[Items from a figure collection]
** Start **

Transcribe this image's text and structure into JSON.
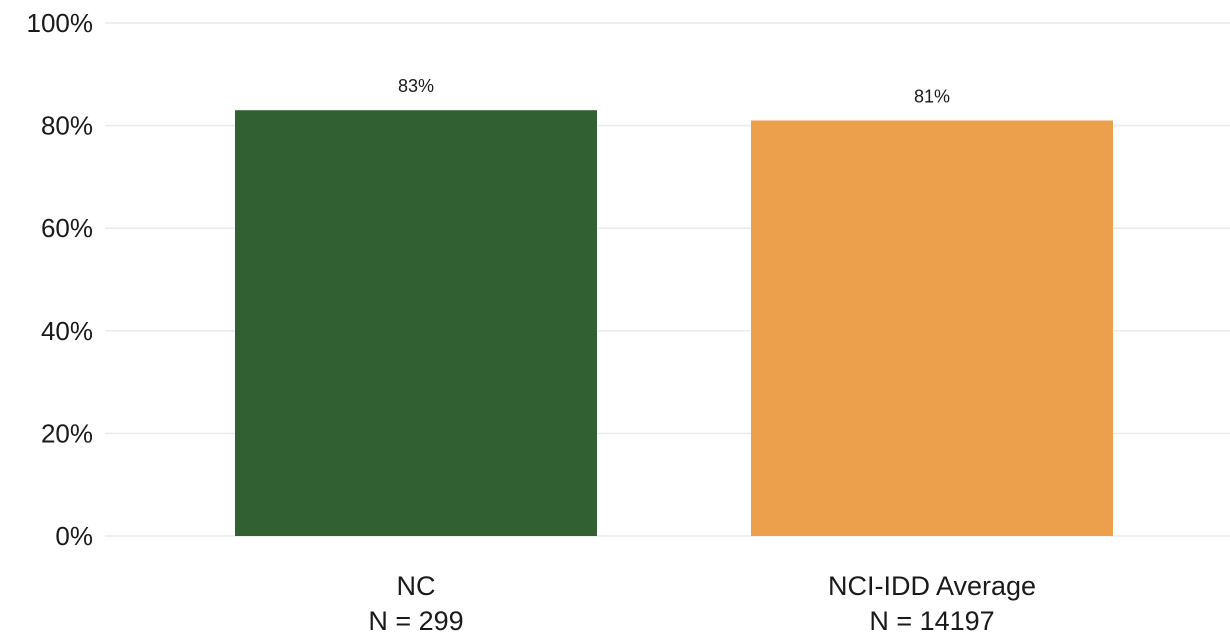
{
  "chart_data": {
    "type": "bar",
    "categories": [
      "NC",
      "NCI-IDD Average"
    ],
    "category_sublabels": [
      "N = 299",
      "N = 14197"
    ],
    "values": [
      83,
      81
    ],
    "data_labels": [
      "83%",
      "81%"
    ],
    "colors": [
      "#316032",
      "#eda04c"
    ],
    "title": "",
    "xlabel": "",
    "ylabel": "",
    "ylim": [
      0,
      100
    ],
    "yticks": [
      0,
      20,
      40,
      60,
      80,
      100
    ],
    "ytick_labels": [
      "0%",
      "20%",
      "40%",
      "60%",
      "80%",
      "100%"
    ],
    "grid": true,
    "legend": "none"
  }
}
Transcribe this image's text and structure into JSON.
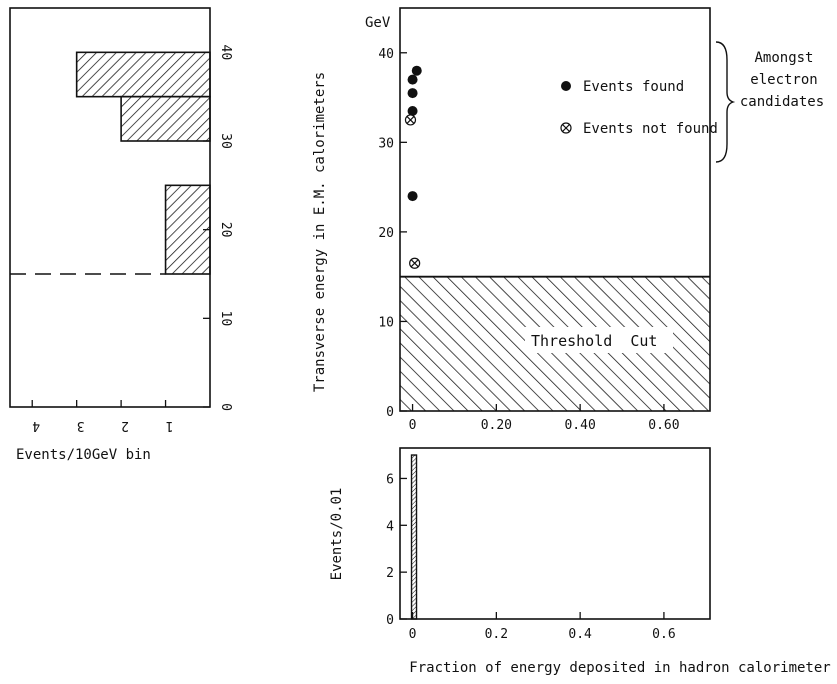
{
  "chart_data": [
    {
      "type": "bar",
      "orientation": "horizontal",
      "xlabel": "Events/10GeV bin",
      "x_ticks": [
        "4",
        "3",
        "2",
        "1"
      ],
      "xlim": [
        4.5,
        0
      ],
      "ylim": [
        0,
        45
      ],
      "y_ticks": [
        "0",
        "10",
        "20",
        "30",
        "40"
      ],
      "bins": [
        {
          "y_from": 15,
          "y_to": 25,
          "value": 1
        },
        {
          "y_from": 30,
          "y_to": 35,
          "value": 2
        },
        {
          "y_from": 35,
          "y_to": 40,
          "value": 3
        }
      ],
      "threshold_line": 15
    },
    {
      "type": "scatter",
      "ylabel": "Transverse energy in E.M. calorimeters",
      "y_unit": "GeV",
      "xlim": [
        -0.03,
        0.71
      ],
      "ylim": [
        0,
        45
      ],
      "x_ticks": [
        "0",
        "0.20",
        "0.40",
        "0.60"
      ],
      "y_ticks": [
        "0",
        "10",
        "20",
        "30",
        "40"
      ],
      "series": [
        {
          "name": "Events found",
          "marker": "filled-circle",
          "points": [
            [
              0.01,
              38
            ],
            [
              0.0,
              37
            ],
            [
              0.0,
              35.5
            ],
            [
              0.0,
              33.5
            ],
            [
              0.0,
              24
            ]
          ]
        },
        {
          "name": "Events not found",
          "marker": "circle-cross",
          "points": [
            [
              -0.005,
              32.5
            ],
            [
              0.005,
              16.5
            ]
          ]
        }
      ],
      "legend_group_label": [
        "Amongst",
        "electron",
        "candidates"
      ],
      "threshold_region": {
        "y_from": 0,
        "y_to": 15,
        "label": "Threshold  Cut"
      }
    },
    {
      "type": "bar",
      "ylabel": "Events/0.01",
      "xlabel": "Fraction of energy deposited in hadron calorimeter",
      "xlim": [
        -0.03,
        0.71
      ],
      "ylim": [
        0,
        7.3
      ],
      "x_ticks": [
        "0",
        "0.2",
        "0.4",
        "0.6"
      ],
      "y_ticks": [
        "0",
        "2",
        "4",
        "6"
      ],
      "bins": [
        {
          "x_from": -0.0025,
          "x_to": 0.0025,
          "value": 7
        }
      ]
    }
  ]
}
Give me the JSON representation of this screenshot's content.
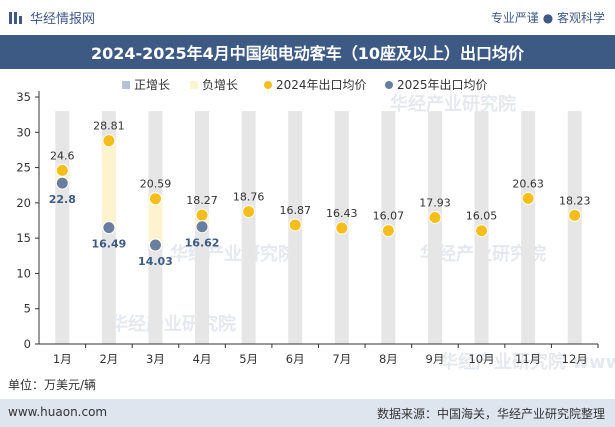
{
  "header": {
    "brand": "华经情报网",
    "slogan": "专业严谨 ● 客观科学"
  },
  "title": "2024-2025年4月中国纯电动客车（10座及以上）出口均价",
  "unit": "单位：万美元/辆",
  "footer": {
    "left": "www.huaon.com",
    "right": "数据来源：中国海关，华经产业研究院整理"
  },
  "watermarks": [
    "华经产业研究院",
    "华经产业研究院",
    "华经产业研究院",
    "华经产业研究院",
    "华经产业研究院 www.huaon.com"
  ],
  "colors": {
    "title_bg": "#3d5a84",
    "footer_bg": "#dfe5ef",
    "bar_bg": "#e6e6e6",
    "positive": "#b7c2d2",
    "negative": "#fdf4cf",
    "series_2024": "#f5be1b",
    "series_2025": "#6a7ea0"
  },
  "chart_data": {
    "type": "line",
    "categories": [
      "1月",
      "2月",
      "3月",
      "4月",
      "5月",
      "6月",
      "7月",
      "8月",
      "9月",
      "10月",
      "11月",
      "12月"
    ],
    "ylim": [
      0,
      35
    ],
    "yticks": [
      0,
      5,
      10,
      15,
      20,
      25,
      30,
      35
    ],
    "legend": [
      "正增长",
      "负增长",
      "2024年出口均价",
      "2025年出口均价"
    ],
    "legend_position": "top",
    "series": [
      {
        "name": "2024年出口均价",
        "values": [
          24.6,
          28.81,
          20.59,
          18.27,
          18.76,
          16.87,
          16.43,
          16.07,
          17.93,
          16.05,
          20.63,
          18.23
        ]
      },
      {
        "name": "2025年出口均价",
        "values": [
          22.8,
          16.49,
          14.03,
          16.62,
          null,
          null,
          null,
          null,
          null,
          null,
          null,
          null
        ]
      }
    ],
    "labels_2024": [
      "24.6",
      "28.81",
      "20.59",
      "18.27",
      "18.76",
      "16.87",
      "16.43",
      "16.07",
      "17.93",
      "16.05",
      "20.63",
      "18.23"
    ],
    "labels_2025": [
      "22.8",
      "16.49",
      "14.03",
      "16.62"
    ]
  }
}
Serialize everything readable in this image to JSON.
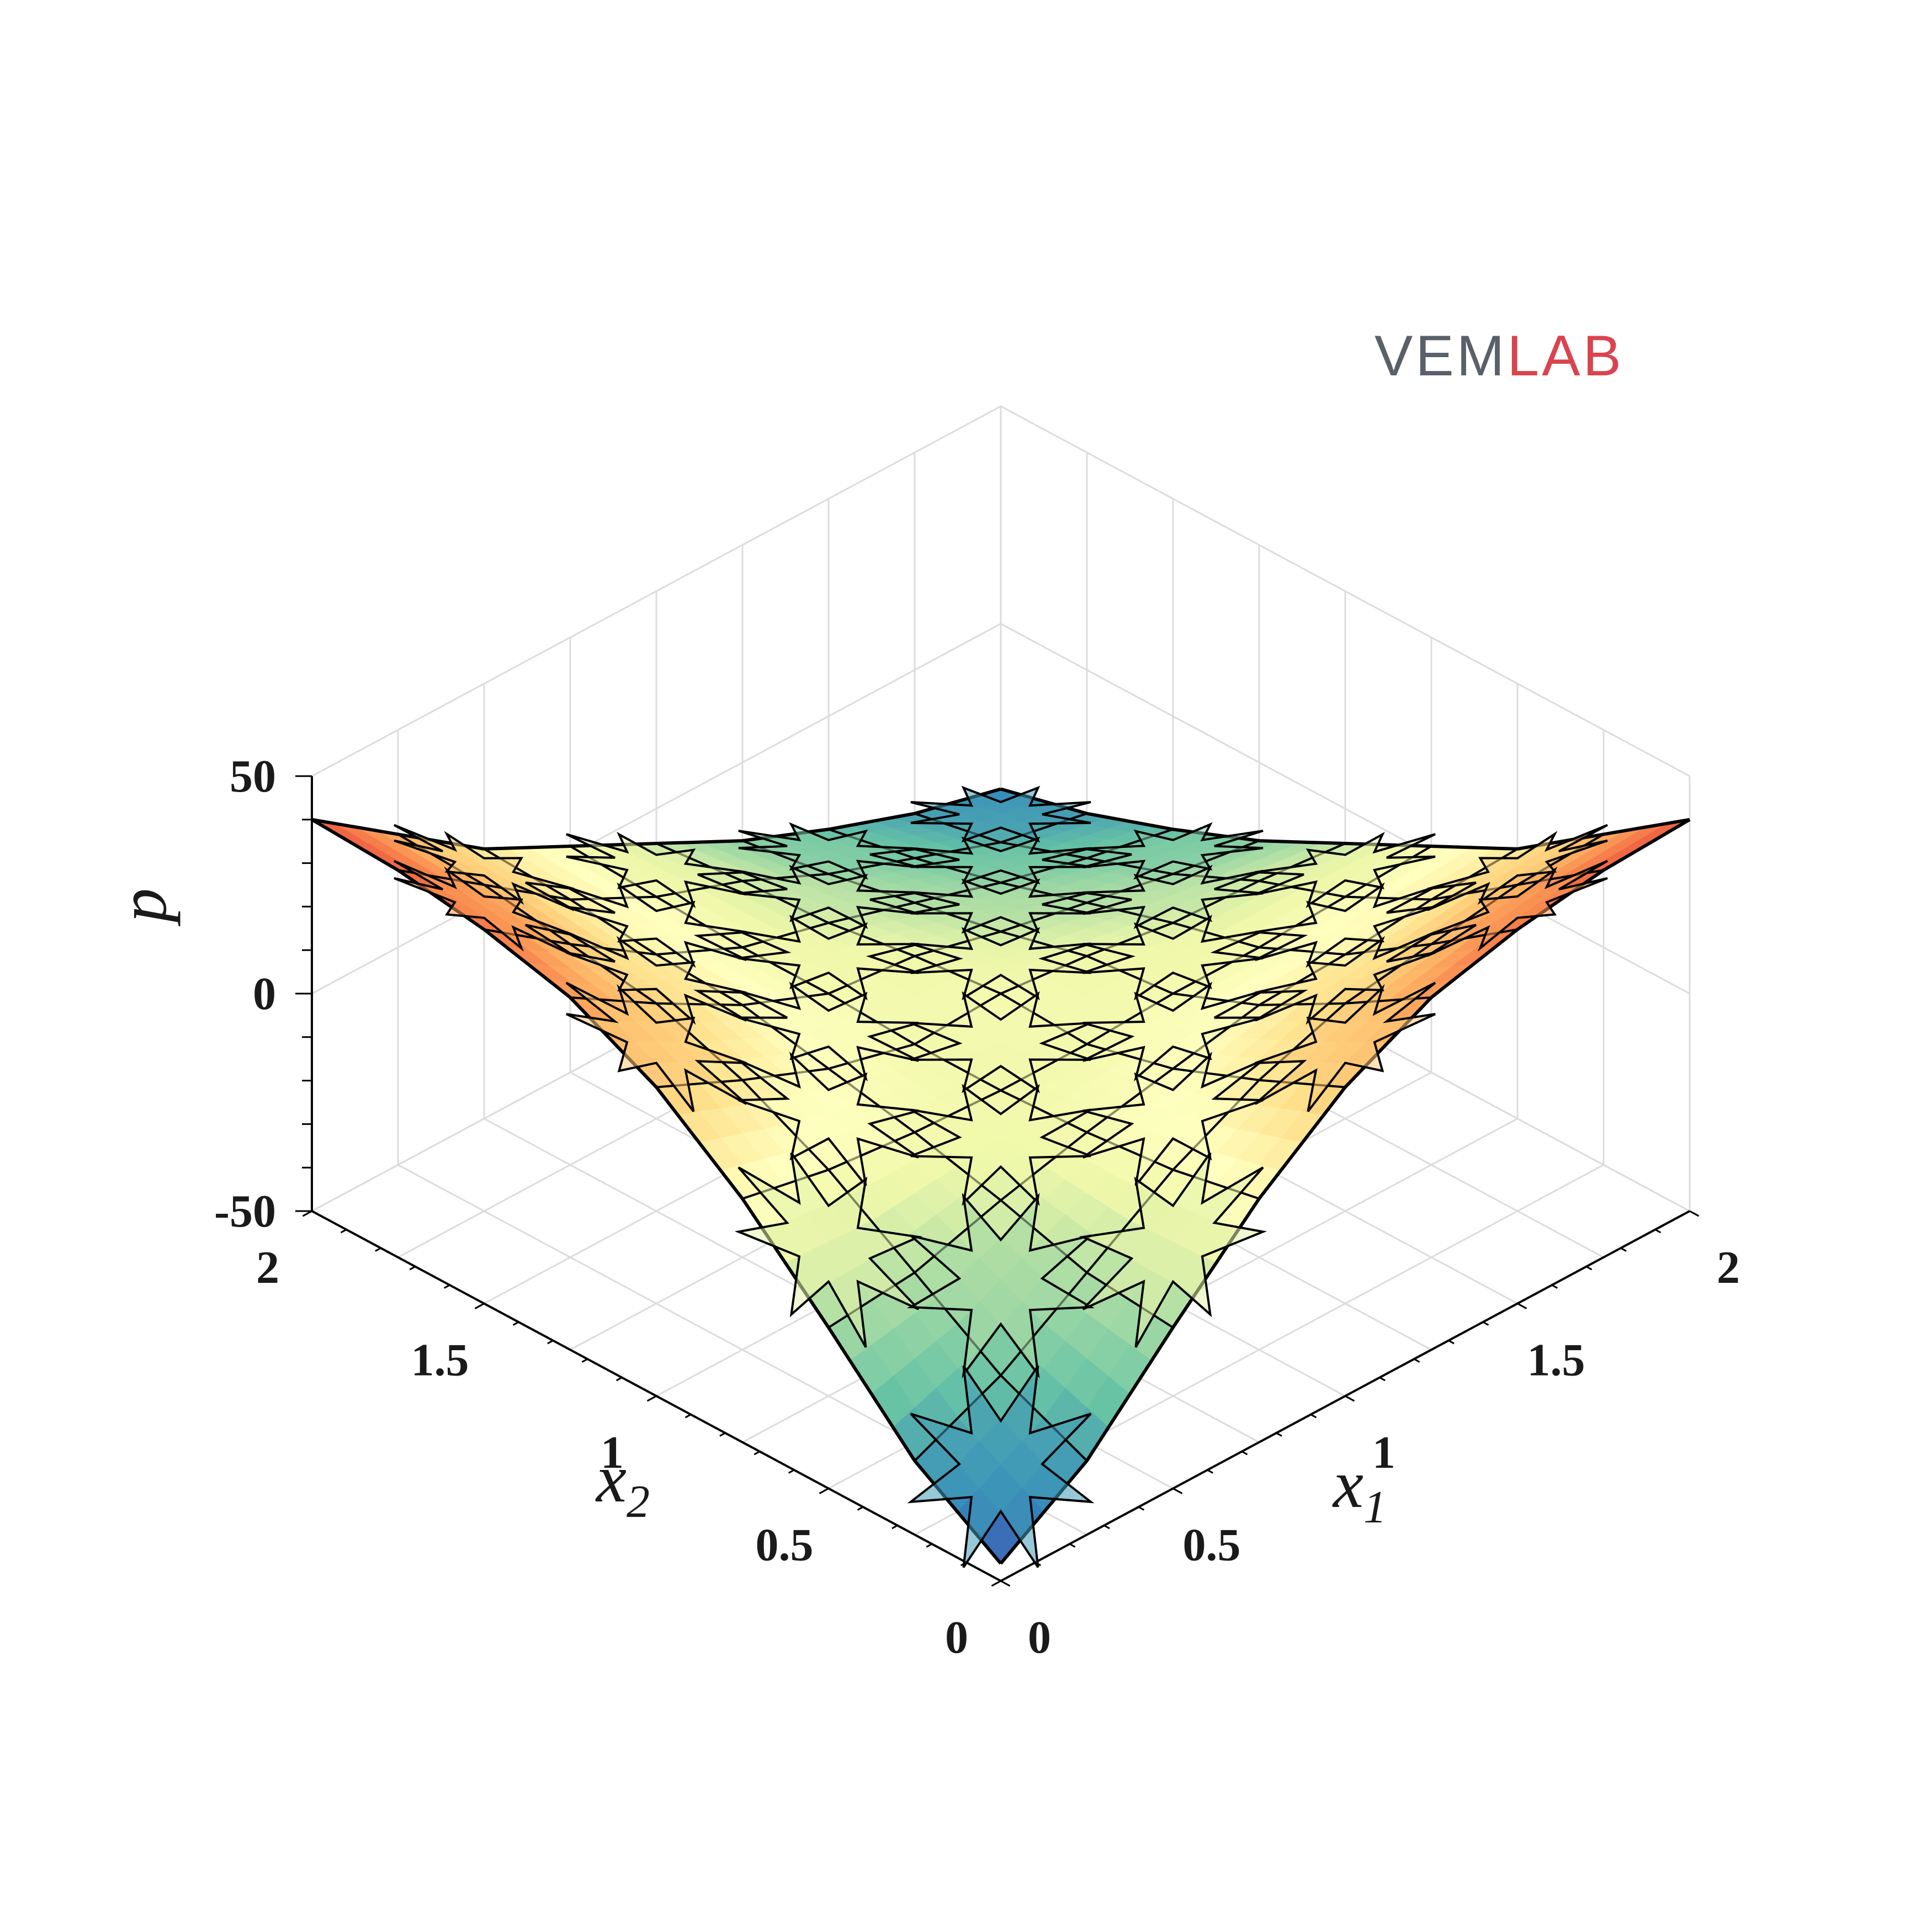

** End **

== Objective ==
Please write out all the data again word for word, but not the pictures.

== Expected answer ==
Transcribe this image's text and structure into JSON.
{
  "chart_data": {
    "type": "bar",
    "categories": [
      "NC",
      "NCI-IDD Average"
    ],
    "category_sublabels": [
      "N = 299",
      "N = 14197"
    ],
    "values": [
      83,
      81
    ],
    "data_labels": [
      "83%",
      "81%"
    ],
    "colors": [
      "#316032",
      "#eda04c"
    ],
    "title": "",
    "xlabel": "",
    "ylabel": "",
    "ylim": [
      0,
      100
    ],
    "yticks": [
      0,
      20,
      40,
      60,
      80,
      100
    ],
    "ytick_labels": [
      "0%",
      "20%",
      "40%",
      "60%",
      "80%",
      "100%"
    ],
    "grid": true,
    "legend": "none"
  }
}
Transcribe this image's text and structure into JSON.
{
  "chart_data": [
    {
      "type": "bar",
      "orientation": "horizontal",
      "xlabel": "Events/10GeV bin",
      "x_ticks": [
        "4",
        "3",
        "2",
        "1"
      ],
      "xlim": [
        4.5,
        0
      ],
      "ylim": [
        0,
        45
      ],
      "y_ticks": [
        "0",
        "10",
        "20",
        "30",
        "40"
      ],
      "bins": [
        {
          "y_from": 15,
          "y_to": 25,
          "value": 1
        },
        {
          "y_from": 30,
          "y_to": 35,
          "value": 2
        },
        {
          "y_from": 35,
          "y_to": 40,
          "value": 3
        }
      ],
      "threshold_line": 15
    },
    {
      "type": "scatter",
      "ylabel": "Transverse energy in E.M. calorimeters",
      "y_unit": "GeV",
      "xlim": [
        -0.03,
        0.71
      ],
      "ylim": [
        0,
        45
      ],
      "x_ticks": [
        "0",
        "0.20",
        "0.40",
        "0.60"
      ],
      "y_ticks": [
        "0",
        "10",
        "20",
        "30",
        "40"
      ],
      "series": [
        {
          "name": "Events found",
          "marker": "filled-circle",
          "points": [
            [
              0.01,
              38
            ],
            [
              0.0,
              37
            ],
            [
              0.0,
              35.5
            ],
            [
              0.0,
              33.5
            ],
            [
              0.0,
              24
            ]
          ]
        },
        {
          "name": "Events not found",
          "marker": "circle-cross",
          "points": [
            [
              -0.005,
              32.5
            ],
            [
              0.005,
              16.5
            ]
          ]
        }
      ],
      "legend_group_label": [
        "Amongst",
        "electron",
        "candidates"
      ],
      "threshold_region": {
        "y_from": 0,
        "y_to": 15,
        "label": "Threshold  Cut"
      }
    },
    {
      "type": "bar",
      "ylabel": "Events/0.01",
      "xlabel": "Fraction of energy deposited in hadron calorimeter",
      "xlim": [
        -0.03,
        0.71
      ],
      "ylim": [
        0,
        7.3
      ],
      "x_ticks": [
        "0",
        "0.2",
        "0.4",
        "0.6"
      ],
      "y_ticks": [
        "0",
        "2",
        "4",
        "6"
      ],
      "bins": [
        {
          "x_from": -0.0025,
          "x_to": 0.0025,
          "value": 7
        }
      ]
    }
  ]
}
Give me the JSON representation of this screenshot's content.
{
  "header": {
    "brand": "华经情报网",
    "slogan": "专业严谨 ● 客观科学"
  },
  "title": "2024-2025年4月中国纯电动客车（10座及以上）出口均价",
  "unit": "单位：万美元/辆",
  "footer": {
    "left": "www.huaon.com",
    "right": "数据来源：中国海关，华经产业研究院整理"
  },
  "watermarks": [
    "华经产业研究院",
    "华经产业研究院",
    "华经产业研究院",
    "华经产业研究院",
    "华经产业研究院 www.huaon.com"
  ],
  "colors": {
    "title_bg": "#3d5a84",
    "footer_bg": "#dfe5ef",
    "bar_bg": "#e6e6e6",
    "positive": "#b7c2d2",
    "negative": "#fdf4cf",
    "series_2024": "#f5be1b",
    "series_2025": "#6a7ea0"
  },
  "chart_data": {
    "type": "line",
    "categories": [
      "1月",
      "2月",
      "3月",
      "4月",
      "5月",
      "6月",
      "7月",
      "8月",
      "9月",
      "10月",
      "11月",
      "12月"
    ],
    "ylim": [
      0,
      35
    ],
    "yticks": [
      0,
      5,
      10,
      15,
      20,
      25,
      30,
      35
    ],
    "legend": [
      "正增长",
      "负增长",
      "2024年出口均价",
      "2025年出口均价"
    ],
    "legend_position": "top",
    "series": [
      {
        "name": "2024年出口均价",
        "values": [
          24.6,
          28.81,
          20.59,
          18.27,
          18.76,
          16.87,
          16.43,
          16.07,
          17.93,
          16.05,
          20.63,
          18.23
        ]
      },
      {
        "name": "2025年出口均价",
        "values": [
          22.8,
          16.49,
          14.03,
          16.62,
          null,
          null,
          null,
          null,
          null,
          null,
          null,
          null
        ]
      }
    ],
    "labels_2024": [
      "24.6",
      "28.81",
      "20.59",
      "18.27",
      "18.76",
      "16.87",
      "16.43",
      "16.07",
      "17.93",
      "16.05",
      "20.63",
      "18.23"
    ],
    "labels_2025": [
      "22.8",
      "16.49",
      "14.03",
      "16.62"
    ]
  }
}
Serialize everything readable in this image to JSON.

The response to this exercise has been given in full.